Every record below should be transcribed exactly. Omit the images.

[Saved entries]
######

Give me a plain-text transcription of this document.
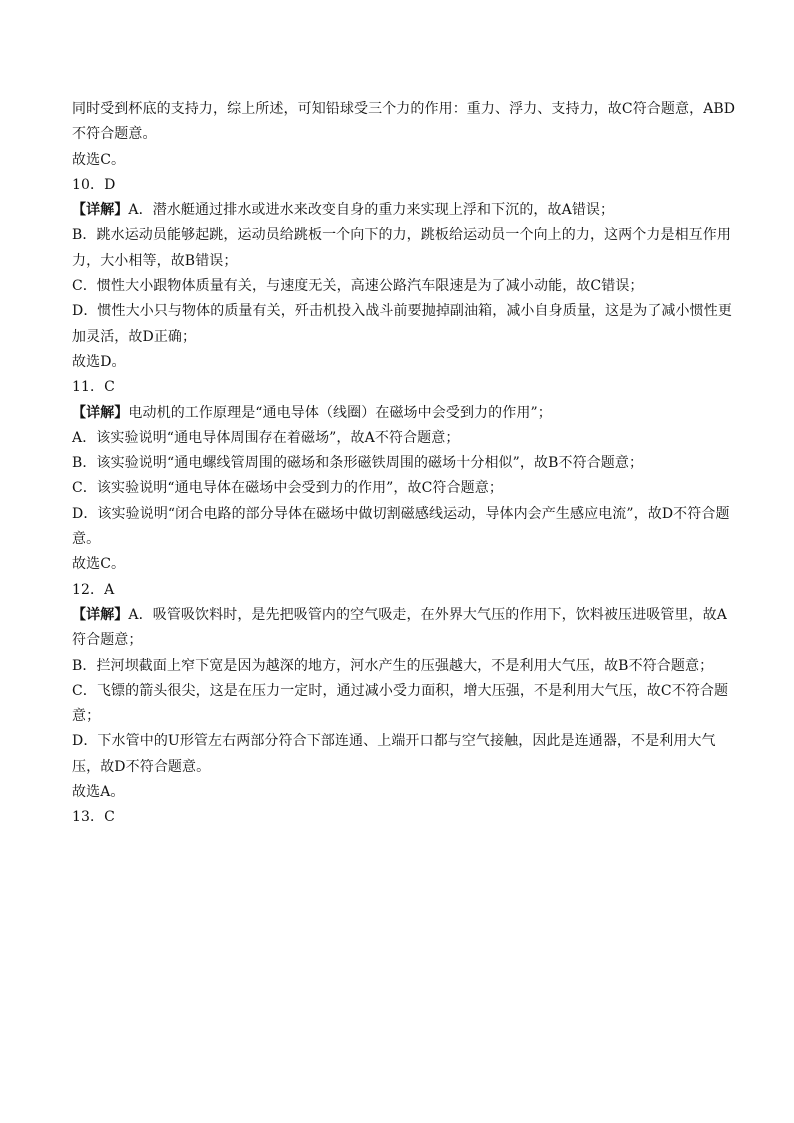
同时受到杯底的支持力，综上所述，可知铅球受三个力的作用：重力、浮力、支持力，故C符合题意，ABD

不符合题意。

故选C。

10．D

【详解】A．潜水艇通过排水或进水来改变自身的重力来实现上浮和下沉的，故A错误；

B．跳水运动员能够起跳，运动员给跳板一个向下的力，跳板给运动员一个向上的力，这两个力是相互作用

力，大小相等，故B错误；

C．惯性大小跟物体质量有关，与速度无关，高速公路汽车限速是为了减小动能，故C错误；

D．惯性大小只与物体的质量有关，歼击机投入战斗前要抛掉副油箱，减小自身质量，这是为了减小惯性更

加灵活，故D正确；

故选D。

11．C

【详解】电动机的工作原理是“通电导体（线圈）在磁场中会受到力的作用”；

A．该实验说明“通电导体周围存在着磁场”，故A不符合题意；

B．该实验说明“通电螺线管周围的磁场和条形磁铁周围的磁场十分相似”，故B不符合题意；

C．该实验说明“通电导体在磁场中会受到力的作用”，故C符合题意；

D．该实验说明“闭合电路的部分导体在磁场中做切割磁感线运动，导体内会产生感应电流”，故D不符合题

意。

故选C。

12．A

【详解】A．吸管吸饮料时，是先把吸管内的空气吸走，在外界大气压的作用下，饮料被压进吸管里，故A

符合题意；

B．拦河坝截面上窄下宽是因为越深的地方，河水产生的压强越大，不是利用大气压，故B不符合题意；

C．飞镖的箭头很尖，这是在压力一定时，通过减小受力面积，增大压强，不是利用大气压，故C不符合题

意；

D．下水管中的U形管左右两部分符合下部连通、上端开口都与空气接触，因此是连通器，不是利用大气

压，故D不符合题意。

故选A。

13．C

######

Complete response
Give me a plain-text transcription of this document.
同时受到杯底的支持力，综上所述，可知铅球受三个力的作用：重力、浮力、支持力，故C符合题意，ABD

不符合题意。

故选C。

10．D

【详解】A．潜水艇通过排水或进水来改变自身的重力来实现上浮和下沉的，故A错误；

B．跳水运动员能够起跳，运动员给跳板一个向下的力，跳板给运动员一个向上的力，这两个力是相互作用

力，大小相等，故B错误；

C．惯性大小跟物体质量有关，与速度无关，高速公路汽车限速是为了减小动能，故C错误；

D．惯性大小只与物体的质量有关，歼击机投入战斗前要抛掉副油箱，减小自身质量，这是为了减小惯性更

加灵活，故D正确；

故选D。

11．C

【详解】电动机的工作原理是“通电导体（线圈）在磁场中会受到力的作用”；

A．该实验说明“通电导体周围存在着磁场”，故A不符合题意；

B．该实验说明“通电螺线管周围的磁场和条形磁铁周围的磁场十分相似”，故B不符合题意；

C．该实验说明“通电导体在磁场中会受到力的作用”，故C符合题意；

D．该实验说明“闭合电路的部分导体在磁场中做切割磁感线运动，导体内会产生感应电流”，故D不符合题

意。

故选C。

12．A

【详解】A．吸管吸饮料时，是先把吸管内的空气吸走，在外界大气压的作用下，饮料被压进吸管里，故A

符合题意；

B．拦河坝截面上窄下宽是因为越深的地方，河水产生的压强越大，不是利用大气压，故B不符合题意；

C．飞镖的箭头很尖，这是在压力一定时，通过减小受力面积，增大压强，不是利用大气压，故C不符合题

意；

D．下水管中的U形管左右两部分符合下部连通、上端开口都与空气接触，因此是连通器，不是利用大气

压，故D不符合题意。

故选A。

13．C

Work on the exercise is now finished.